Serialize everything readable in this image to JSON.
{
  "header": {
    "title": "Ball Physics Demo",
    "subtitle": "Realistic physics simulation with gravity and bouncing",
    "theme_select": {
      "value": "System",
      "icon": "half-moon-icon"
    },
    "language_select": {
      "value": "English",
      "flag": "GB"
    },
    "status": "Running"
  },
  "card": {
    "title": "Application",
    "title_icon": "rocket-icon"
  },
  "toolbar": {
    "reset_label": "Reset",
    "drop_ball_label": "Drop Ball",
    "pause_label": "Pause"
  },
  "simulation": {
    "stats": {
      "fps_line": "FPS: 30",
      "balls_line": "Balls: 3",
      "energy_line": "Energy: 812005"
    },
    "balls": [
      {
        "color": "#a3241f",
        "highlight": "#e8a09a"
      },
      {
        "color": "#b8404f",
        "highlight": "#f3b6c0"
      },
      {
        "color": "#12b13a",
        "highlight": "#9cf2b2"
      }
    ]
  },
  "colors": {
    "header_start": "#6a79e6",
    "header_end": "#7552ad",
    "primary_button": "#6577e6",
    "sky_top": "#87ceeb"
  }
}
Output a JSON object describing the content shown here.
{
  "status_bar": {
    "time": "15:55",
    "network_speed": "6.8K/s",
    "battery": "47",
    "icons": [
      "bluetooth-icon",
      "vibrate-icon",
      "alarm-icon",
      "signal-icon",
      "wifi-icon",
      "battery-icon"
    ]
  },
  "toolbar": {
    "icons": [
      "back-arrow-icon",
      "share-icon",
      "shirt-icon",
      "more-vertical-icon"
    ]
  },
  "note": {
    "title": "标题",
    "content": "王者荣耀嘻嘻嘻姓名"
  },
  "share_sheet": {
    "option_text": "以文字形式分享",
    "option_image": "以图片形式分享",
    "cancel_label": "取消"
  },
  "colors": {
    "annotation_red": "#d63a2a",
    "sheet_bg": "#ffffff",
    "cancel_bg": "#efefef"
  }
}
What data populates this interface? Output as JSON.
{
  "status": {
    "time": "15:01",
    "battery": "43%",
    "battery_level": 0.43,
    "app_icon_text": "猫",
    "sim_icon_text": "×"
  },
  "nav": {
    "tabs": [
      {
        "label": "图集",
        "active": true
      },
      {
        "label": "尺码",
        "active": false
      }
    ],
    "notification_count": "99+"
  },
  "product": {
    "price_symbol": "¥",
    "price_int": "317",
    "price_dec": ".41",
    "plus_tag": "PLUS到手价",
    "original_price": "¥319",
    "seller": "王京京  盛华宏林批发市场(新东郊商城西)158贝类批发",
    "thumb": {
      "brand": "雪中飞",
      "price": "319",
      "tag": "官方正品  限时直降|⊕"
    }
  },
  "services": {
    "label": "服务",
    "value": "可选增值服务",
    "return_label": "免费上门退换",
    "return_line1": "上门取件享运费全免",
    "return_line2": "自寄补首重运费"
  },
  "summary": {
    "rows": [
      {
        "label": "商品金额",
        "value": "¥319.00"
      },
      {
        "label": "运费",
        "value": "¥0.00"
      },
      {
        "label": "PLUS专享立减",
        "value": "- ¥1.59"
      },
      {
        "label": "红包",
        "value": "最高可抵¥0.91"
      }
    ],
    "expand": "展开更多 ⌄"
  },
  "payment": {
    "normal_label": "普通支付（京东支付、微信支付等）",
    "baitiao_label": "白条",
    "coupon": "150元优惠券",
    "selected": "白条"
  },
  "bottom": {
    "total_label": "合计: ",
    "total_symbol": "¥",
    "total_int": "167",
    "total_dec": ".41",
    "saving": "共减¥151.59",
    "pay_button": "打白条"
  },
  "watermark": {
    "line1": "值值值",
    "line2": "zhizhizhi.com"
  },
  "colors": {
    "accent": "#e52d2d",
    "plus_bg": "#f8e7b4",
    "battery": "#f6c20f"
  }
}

**EXERCISE**. Return every line exactly.

**EXERCISE RESULT**.
Serialize everything readable in this image to JSON.
{
  "header": {
    "title": "Ball Physics Demo",
    "subtitle": "Realistic physics simulation with gravity and bouncing",
    "theme_select": {
      "value": "System",
      "icon": "half-moon-icon"
    },
    "language_select": {
      "value": "English",
      "flag": "GB"
    },
    "status": "Running"
  },
  "card": {
    "title": "Application",
    "title_icon": "rocket-icon"
  },
  "toolbar": {
    "reset_label": "Reset",
    "drop_ball_label": "Drop Ball",
    "pause_label": "Pause"
  },
  "simulation": {
    "stats": {
      "fps_line": "FPS: 30",
      "balls_line": "Balls: 3",
      "energy_line": "Energy: 812005"
    },
    "balls": [
      {
        "color": "#a3241f",
        "highlight": "#e8a09a"
      },
      {
        "color": "#b8404f",
        "highlight": "#f3b6c0"
      },
      {
        "color": "#12b13a",
        "highlight": "#9cf2b2"
      }
    ]
  },
  "colors": {
    "header_start": "#6a79e6",
    "header_end": "#7552ad",
    "primary_button": "#6577e6",
    "sky_top": "#87ceeb"
  }
}
Output a JSON object describing the content shown here.
{
  "status_bar": {
    "time": "15:55",
    "network_speed": "6.8K/s",
    "battery": "47",
    "icons": [
      "bluetooth-icon",
      "vibrate-icon",
      "alarm-icon",
      "signal-icon",
      "wifi-icon",
      "battery-icon"
    ]
  },
  "toolbar": {
    "icons": [
      "back-arrow-icon",
      "share-icon",
      "shirt-icon",
      "more-vertical-icon"
    ]
  },
  "note": {
    "title": "标题",
    "content": "王者荣耀嘻嘻嘻姓名"
  },
  "share_sheet": {
    "option_text": "以文字形式分享",
    "option_image": "以图片形式分享",
    "cancel_label": "取消"
  },
  "colors": {
    "annotation_red": "#d63a2a",
    "sheet_bg": "#ffffff",
    "cancel_bg": "#efefef"
  }
}
What data populates this interface? Output as JSON.
{
  "status": {
    "time": "15:01",
    "battery": "43%",
    "battery_level": 0.43,
    "app_icon_text": "猫",
    "sim_icon_text": "×"
  },
  "nav": {
    "tabs": [
      {
        "label": "图集",
        "active": true
      },
      {
        "label": "尺码",
        "active": false
      }
    ],
    "notification_count": "99+"
  },
  "product": {
    "price_symbol": "¥",
    "price_int": "317",
    "price_dec": ".41",
    "plus_tag": "PLUS到手价",
    "original_price": "¥319",
    "seller": "王京京  盛华宏林批发市场(新东郊商城西)158贝类批发",
    "thumb": {
      "brand": "雪中飞",
      "price": "319",
      "tag": "官方正品  限时直降|⊕"
    }
  },
  "services": {
    "label": "服务",
    "value": "可选增值服务",
    "return_label": "免费上门退换",
    "return_line1": "上门取件享运费全免",
    "return_line2": "自寄补首重运费"
  },
  "summary": {
    "rows": [
      {
        "label": "商品金额",
        "value": "¥319.00"
      },
      {
        "label": "运费",
        "value": "¥0.00"
      },
      {
        "label": "PLUS专享立减",
        "value": "- ¥1.59"
      },
      {
        "label": "红包",
        "value": "最高可抵¥0.91"
      }
    ],
    "expand": "展开更多 ⌄"
  },
  "payment": {
    "normal_label": "普通支付（京东支付、微信支付等）",
    "baitiao_label": "白条",
    "coupon": "150元优惠券",
    "selected": "白条"
  },
  "bottom": {
    "total_label": "合计: ",
    "total_symbol": "¥",
    "total_int": "167",
    "total_dec": ".41",
    "saving": "共减¥151.59",
    "pay_button": "打白条"
  },
  "watermark": {
    "line1": "值值值",
    "line2": "zhizhizhi.com"
  },
  "colors": {
    "accent": "#e52d2d",
    "plus_bg": "#f8e7b4",
    "battery": "#f6c20f"
  }
}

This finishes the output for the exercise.